Data extracted from a collection
++++++++++++++++++++
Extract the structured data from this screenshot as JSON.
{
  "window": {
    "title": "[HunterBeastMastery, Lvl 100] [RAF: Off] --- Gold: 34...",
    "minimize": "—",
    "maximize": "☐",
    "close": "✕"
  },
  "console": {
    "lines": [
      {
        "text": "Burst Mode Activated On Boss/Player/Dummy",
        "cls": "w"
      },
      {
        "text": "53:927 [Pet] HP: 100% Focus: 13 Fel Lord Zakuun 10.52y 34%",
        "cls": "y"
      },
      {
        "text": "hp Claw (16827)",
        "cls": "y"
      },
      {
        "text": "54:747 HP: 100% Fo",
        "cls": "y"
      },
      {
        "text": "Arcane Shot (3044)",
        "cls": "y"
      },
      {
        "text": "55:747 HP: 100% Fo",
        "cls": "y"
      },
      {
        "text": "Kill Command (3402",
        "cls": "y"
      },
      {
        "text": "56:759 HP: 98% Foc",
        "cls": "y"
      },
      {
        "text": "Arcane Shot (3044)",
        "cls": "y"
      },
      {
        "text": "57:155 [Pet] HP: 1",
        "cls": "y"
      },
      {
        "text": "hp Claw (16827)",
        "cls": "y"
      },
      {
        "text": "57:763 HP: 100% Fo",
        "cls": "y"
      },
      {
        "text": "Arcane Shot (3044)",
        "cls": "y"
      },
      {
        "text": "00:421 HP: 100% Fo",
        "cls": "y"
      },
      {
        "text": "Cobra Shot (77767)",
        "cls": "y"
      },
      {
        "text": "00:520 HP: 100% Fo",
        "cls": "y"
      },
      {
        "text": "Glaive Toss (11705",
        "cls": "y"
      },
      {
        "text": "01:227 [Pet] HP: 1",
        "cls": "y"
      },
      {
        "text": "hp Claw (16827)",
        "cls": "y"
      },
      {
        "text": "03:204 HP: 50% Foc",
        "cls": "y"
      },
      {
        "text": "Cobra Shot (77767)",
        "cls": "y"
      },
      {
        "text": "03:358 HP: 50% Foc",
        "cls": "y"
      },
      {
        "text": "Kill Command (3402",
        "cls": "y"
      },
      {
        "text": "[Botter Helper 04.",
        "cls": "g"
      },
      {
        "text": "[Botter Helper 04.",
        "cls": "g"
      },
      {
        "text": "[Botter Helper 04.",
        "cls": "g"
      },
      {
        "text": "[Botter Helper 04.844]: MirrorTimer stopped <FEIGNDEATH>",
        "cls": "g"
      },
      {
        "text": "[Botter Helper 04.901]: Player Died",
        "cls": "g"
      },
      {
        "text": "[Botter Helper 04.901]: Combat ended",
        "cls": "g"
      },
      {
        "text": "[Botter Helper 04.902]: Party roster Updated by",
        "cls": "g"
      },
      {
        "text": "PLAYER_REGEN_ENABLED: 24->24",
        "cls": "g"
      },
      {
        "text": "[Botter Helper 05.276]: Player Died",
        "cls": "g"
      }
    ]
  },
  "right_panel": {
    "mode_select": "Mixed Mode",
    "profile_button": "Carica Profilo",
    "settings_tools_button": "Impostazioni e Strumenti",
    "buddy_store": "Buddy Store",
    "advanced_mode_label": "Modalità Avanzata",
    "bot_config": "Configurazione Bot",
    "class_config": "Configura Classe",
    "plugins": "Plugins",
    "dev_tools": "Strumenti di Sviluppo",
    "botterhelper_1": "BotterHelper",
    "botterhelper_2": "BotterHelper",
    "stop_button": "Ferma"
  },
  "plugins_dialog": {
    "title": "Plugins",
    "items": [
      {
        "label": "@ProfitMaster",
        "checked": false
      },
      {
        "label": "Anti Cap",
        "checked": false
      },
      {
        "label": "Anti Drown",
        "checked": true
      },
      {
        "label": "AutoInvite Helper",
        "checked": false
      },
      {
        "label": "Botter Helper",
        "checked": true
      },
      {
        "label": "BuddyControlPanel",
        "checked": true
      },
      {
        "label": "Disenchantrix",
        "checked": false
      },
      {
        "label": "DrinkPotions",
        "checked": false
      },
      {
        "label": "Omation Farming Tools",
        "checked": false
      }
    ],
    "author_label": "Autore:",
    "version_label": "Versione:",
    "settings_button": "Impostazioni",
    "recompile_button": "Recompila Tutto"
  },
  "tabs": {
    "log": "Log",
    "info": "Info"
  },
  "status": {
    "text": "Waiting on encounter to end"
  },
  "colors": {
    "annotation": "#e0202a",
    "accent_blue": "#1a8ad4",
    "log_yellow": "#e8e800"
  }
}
++++++++++++++++++++
- **What you are asked to do**: Pull every line containing "BotterHelper" out of the data above.

- **Worked answer**:
    "botterhelper_1": "BotterHelper",
    "botterhelper_2": "BotterHelper",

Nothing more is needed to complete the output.